--- start of DATA FOR THIS TASK ---

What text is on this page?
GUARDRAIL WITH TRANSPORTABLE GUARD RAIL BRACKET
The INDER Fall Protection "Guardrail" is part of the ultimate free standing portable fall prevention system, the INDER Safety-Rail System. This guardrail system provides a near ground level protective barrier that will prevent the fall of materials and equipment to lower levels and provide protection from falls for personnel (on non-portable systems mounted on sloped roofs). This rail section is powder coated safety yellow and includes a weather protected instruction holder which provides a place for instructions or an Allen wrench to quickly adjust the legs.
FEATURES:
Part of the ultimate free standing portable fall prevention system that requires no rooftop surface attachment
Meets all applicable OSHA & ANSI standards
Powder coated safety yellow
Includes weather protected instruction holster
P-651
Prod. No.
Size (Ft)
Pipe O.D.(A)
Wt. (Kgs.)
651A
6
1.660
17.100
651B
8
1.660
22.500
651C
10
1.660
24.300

--- end of DATA FOR THIS TASK ---

SHORT EXERCISE: Only lines with the string "ultimate" belong in your answer; copy each one.

PROBLEM SOLUTION:
The INDER Fall Protection "Guardrail" is part of the ultimate free standing portable fall prevention system, the INDER Safety-Rail System. This guardrail system provides a near ground level protective barrier that will prevent the fall of materials and equipment to lower levels and provide protection from falls for personnel (on non-portable systems mounted on sloped roofs). This rail section is powder coated safety yellow and includes a weather protected instruction holder which provides a place for instructions or an Allen wrench to quickly adjust the legs.
Part of the ultimate free standing portable fall prevention system that requires no rooftop surface attachment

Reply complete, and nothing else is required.